• **EXERCISE INSTRUCTIONS**: Write out all of the data exactly as it appears.

^^^^^^^^

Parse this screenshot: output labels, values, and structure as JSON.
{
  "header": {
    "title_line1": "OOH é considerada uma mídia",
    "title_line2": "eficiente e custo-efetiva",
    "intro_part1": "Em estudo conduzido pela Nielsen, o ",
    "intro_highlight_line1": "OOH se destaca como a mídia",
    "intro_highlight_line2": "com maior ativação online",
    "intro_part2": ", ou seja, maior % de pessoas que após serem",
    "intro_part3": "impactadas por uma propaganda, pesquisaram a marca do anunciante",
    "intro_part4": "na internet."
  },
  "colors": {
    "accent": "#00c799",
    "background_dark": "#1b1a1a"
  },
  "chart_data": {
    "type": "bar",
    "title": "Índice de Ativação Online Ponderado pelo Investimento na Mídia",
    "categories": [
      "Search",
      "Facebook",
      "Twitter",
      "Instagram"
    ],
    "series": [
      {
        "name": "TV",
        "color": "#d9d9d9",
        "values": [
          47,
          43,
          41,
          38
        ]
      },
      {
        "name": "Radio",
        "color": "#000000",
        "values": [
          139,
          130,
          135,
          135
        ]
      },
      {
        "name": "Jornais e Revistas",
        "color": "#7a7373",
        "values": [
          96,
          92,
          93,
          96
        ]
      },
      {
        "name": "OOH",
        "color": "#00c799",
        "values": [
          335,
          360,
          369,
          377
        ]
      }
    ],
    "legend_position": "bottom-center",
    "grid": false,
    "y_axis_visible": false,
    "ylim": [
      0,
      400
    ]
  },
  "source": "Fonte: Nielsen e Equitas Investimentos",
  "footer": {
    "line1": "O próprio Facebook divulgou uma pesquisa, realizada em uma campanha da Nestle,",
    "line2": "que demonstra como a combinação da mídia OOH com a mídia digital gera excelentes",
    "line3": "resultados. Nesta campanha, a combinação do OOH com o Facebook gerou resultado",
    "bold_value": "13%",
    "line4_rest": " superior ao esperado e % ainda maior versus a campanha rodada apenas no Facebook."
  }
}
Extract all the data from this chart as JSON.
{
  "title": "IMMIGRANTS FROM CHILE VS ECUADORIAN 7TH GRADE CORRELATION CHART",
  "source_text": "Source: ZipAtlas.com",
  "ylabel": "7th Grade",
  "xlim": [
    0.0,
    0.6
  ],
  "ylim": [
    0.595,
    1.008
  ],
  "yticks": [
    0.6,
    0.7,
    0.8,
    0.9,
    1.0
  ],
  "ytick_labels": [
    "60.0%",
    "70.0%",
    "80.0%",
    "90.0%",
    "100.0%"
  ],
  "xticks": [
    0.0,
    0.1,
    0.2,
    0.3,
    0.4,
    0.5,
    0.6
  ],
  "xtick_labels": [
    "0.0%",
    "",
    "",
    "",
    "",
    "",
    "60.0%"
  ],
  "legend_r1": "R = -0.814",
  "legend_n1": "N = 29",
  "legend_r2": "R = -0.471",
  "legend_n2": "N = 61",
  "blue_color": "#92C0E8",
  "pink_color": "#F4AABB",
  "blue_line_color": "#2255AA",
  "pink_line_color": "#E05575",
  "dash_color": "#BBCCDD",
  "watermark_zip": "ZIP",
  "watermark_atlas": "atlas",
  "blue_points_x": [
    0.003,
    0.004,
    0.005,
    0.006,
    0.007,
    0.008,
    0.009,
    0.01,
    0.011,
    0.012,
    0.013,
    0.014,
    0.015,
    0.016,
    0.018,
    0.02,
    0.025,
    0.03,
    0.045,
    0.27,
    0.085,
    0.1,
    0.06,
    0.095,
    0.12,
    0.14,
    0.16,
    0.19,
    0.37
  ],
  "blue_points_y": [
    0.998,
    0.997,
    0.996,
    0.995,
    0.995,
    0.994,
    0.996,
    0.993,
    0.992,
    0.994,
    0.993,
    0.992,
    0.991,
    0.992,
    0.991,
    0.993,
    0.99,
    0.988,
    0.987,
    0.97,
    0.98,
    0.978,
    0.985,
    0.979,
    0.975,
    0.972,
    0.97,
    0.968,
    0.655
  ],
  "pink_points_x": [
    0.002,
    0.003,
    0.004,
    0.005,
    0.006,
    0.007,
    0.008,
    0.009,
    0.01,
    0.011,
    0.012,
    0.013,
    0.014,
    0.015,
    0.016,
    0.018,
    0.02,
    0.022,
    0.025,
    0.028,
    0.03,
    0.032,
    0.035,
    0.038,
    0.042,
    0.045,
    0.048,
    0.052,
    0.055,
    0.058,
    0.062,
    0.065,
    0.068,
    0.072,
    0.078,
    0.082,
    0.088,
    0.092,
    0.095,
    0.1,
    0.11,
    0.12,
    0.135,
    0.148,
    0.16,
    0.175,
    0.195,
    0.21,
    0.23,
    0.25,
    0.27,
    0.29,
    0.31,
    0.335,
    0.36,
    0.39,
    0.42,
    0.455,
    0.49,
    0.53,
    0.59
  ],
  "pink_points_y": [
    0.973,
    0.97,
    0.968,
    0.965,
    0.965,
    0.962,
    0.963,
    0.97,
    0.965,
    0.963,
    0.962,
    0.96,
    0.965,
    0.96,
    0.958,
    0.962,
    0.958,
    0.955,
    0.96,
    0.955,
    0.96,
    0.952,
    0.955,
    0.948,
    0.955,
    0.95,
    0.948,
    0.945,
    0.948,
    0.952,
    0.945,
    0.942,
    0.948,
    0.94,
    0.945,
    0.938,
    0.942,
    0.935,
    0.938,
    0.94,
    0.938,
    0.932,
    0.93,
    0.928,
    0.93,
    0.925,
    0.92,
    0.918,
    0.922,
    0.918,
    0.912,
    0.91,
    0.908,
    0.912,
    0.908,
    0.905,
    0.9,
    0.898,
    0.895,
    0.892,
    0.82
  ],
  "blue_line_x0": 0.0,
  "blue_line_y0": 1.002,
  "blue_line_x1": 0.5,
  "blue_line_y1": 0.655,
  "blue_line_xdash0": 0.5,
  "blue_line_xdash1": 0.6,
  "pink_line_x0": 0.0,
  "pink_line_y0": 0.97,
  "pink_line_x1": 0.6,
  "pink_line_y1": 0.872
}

^^^^^^^^

• **EXERCISE RESULT**:
Parse this screenshot: output labels, values, and structure as JSON.
{
  "header": {
    "title_line1": "OOH é considerada uma mídia",
    "title_line2": "eficiente e custo-efetiva",
    "intro_part1": "Em estudo conduzido pela Nielsen, o ",
    "intro_highlight_line1": "OOH se destaca como a mídia",
    "intro_highlight_line2": "com maior ativação online",
    "intro_part2": ", ou seja, maior % de pessoas que após serem",
    "intro_part3": "impactadas por uma propaganda, pesquisaram a marca do anunciante",
    "intro_part4": "na internet."
  },
  "colors": {
    "accent": "#00c799",
    "background_dark": "#1b1a1a"
  },
  "chart_data": {
    "type": "bar",
    "title": "Índice de Ativação Online Ponderado pelo Investimento na Mídia",
    "categories": [
      "Search",
      "Facebook",
      "Twitter",
      "Instagram"
    ],
    "series": [
      {
        "name": "TV",
        "color": "#d9d9d9",
        "values": [
          47,
          43,
          41,
          38
        ]
      },
      {
        "name": "Radio",
        "color": "#000000",
        "values": [
          139,
          130,
          135,
          135
        ]
      },
      {
        "name": "Jornais e Revistas",
        "color": "#7a7373",
        "values": [
          96,
          92,
          93,
          96
        ]
      },
      {
        "name": "OOH",
        "color": "#00c799",
        "values": [
          335,
          360,
          369,
          377
        ]
      }
    ],
    "legend_position": "bottom-center",
    "grid": false,
    "y_axis_visible": false,
    "ylim": [
      0,
      400
    ]
  },
  "source": "Fonte: Nielsen e Equitas Investimentos",
  "footer": {
    "line1": "O próprio Facebook divulgou uma pesquisa, realizada em uma campanha da Nestle,",
    "line2": "que demonstra como a combinação da mídia OOH com a mídia digital gera excelentes",
    "line3": "resultados. Nesta campanha, a combinação do OOH com o Facebook gerou resultado",
    "bold_value": "13%",
    "line4_rest": " superior ao esperado e % ainda maior versus a campanha rodada apenas no Facebook."
  }
}
Extract all the data from this chart as JSON.
{
  "title": "IMMIGRANTS FROM CHILE VS ECUADORIAN 7TH GRADE CORRELATION CHART",
  "source_text": "Source: ZipAtlas.com",
  "ylabel": "7th Grade",
  "xlim": [
    0.0,
    0.6
  ],
  "ylim": [
    0.595,
    1.008
  ],
  "yticks": [
    0.6,
    0.7,
    0.8,
    0.9,
    1.0
  ],
  "ytick_labels": [
    "60.0%",
    "70.0%",
    "80.0%",
    "90.0%",
    "100.0%"
  ],
  "xticks": [
    0.0,
    0.1,
    0.2,
    0.3,
    0.4,
    0.5,
    0.6
  ],
  "xtick_labels": [
    "0.0%",
    "",
    "",
    "",
    "",
    "",
    "60.0%"
  ],
  "legend_r1": "R = -0.814",
  "legend_n1": "N = 29",
  "legend_r2": "R = -0.471",
  "legend_n2": "N = 61",
  "blue_color": "#92C0E8",
  "pink_color": "#F4AABB",
  "blue_line_color": "#2255AA",
  "pink_line_color": "#E05575",
  "dash_color": "#BBCCDD",
  "watermark_zip": "ZIP",
  "watermark_atlas": "atlas",
  "blue_points_x": [
    0.003,
    0.004,
    0.005,
    0.006,
    0.007,
    0.008,
    0.009,
    0.01,
    0.011,
    0.012,
    0.013,
    0.014,
    0.015,
    0.016,
    0.018,
    0.02,
    0.025,
    0.03,
    0.045,
    0.27,
    0.085,
    0.1,
    0.06,
    0.095,
    0.12,
    0.14,
    0.16,
    0.19,
    0.37
  ],
  "blue_points_y": [
    0.998,
    0.997,
    0.996,
    0.995,
    0.995,
    0.994,
    0.996,
    0.993,
    0.992,
    0.994,
    0.993,
    0.992,
    0.991,
    0.992,
    0.991,
    0.993,
    0.99,
    0.988,
    0.987,
    0.97,
    0.98,
    0.978,
    0.985,
    0.979,
    0.975,
    0.972,
    0.97,
    0.968,
    0.655
  ],
  "pink_points_x": [
    0.002,
    0.003,
    0.004,
    0.005,
    0.006,
    0.007,
    0.008,
    0.009,
    0.01,
    0.011,
    0.012,
    0.013,
    0.014,
    0.015,
    0.016,
    0.018,
    0.02,
    0.022,
    0.025,
    0.028,
    0.03,
    0.032,
    0.035,
    0.038,
    0.042,
    0.045,
    0.048,
    0.052,
    0.055,
    0.058,
    0.062,
    0.065,
    0.068,
    0.072,
    0.078,
    0.082,
    0.088,
    0.092,
    0.095,
    0.1,
    0.11,
    0.12,
    0.135,
    0.148,
    0.16,
    0.175,
    0.195,
    0.21,
    0.23,
    0.25,
    0.27,
    0.29,
    0.31,
    0.335,
    0.36,
    0.39,
    0.42,
    0.455,
    0.49,
    0.53,
    0.59
  ],
  "pink_points_y": [
    0.973,
    0.97,
    0.968,
    0.965,
    0.965,
    0.962,
    0.963,
    0.97,
    0.965,
    0.963,
    0.962,
    0.96,
    0.965,
    0.96,
    0.958,
    0.962,
    0.958,
    0.955,
    0.96,
    0.955,
    0.96,
    0.952,
    0.955,
    0.948,
    0.955,
    0.95,
    0.948,
    0.945,
    0.948,
    0.952,
    0.945,
    0.942,
    0.948,
    0.94,
    0.945,
    0.938,
    0.942,
    0.935,
    0.938,
    0.94,
    0.938,
    0.932,
    0.93,
    0.928,
    0.93,
    0.925,
    0.92,
    0.918,
    0.922,
    0.918,
    0.912,
    0.91,
    0.908,
    0.912,
    0.908,
    0.905,
    0.9,
    0.898,
    0.895,
    0.892,
    0.82
  ],
  "blue_line_x0": 0.0,
  "blue_line_y0": 1.002,
  "blue_line_x1": 0.5,
  "blue_line_y1": 0.655,
  "blue_line_xdash0": 0.5,
  "blue_line_xdash1": 0.6,
  "pink_line_x0": 0.0,
  "pink_line_y0": 0.97,
  "pink_line_x1": 0.6,
  "pink_line_y1": 0.872
}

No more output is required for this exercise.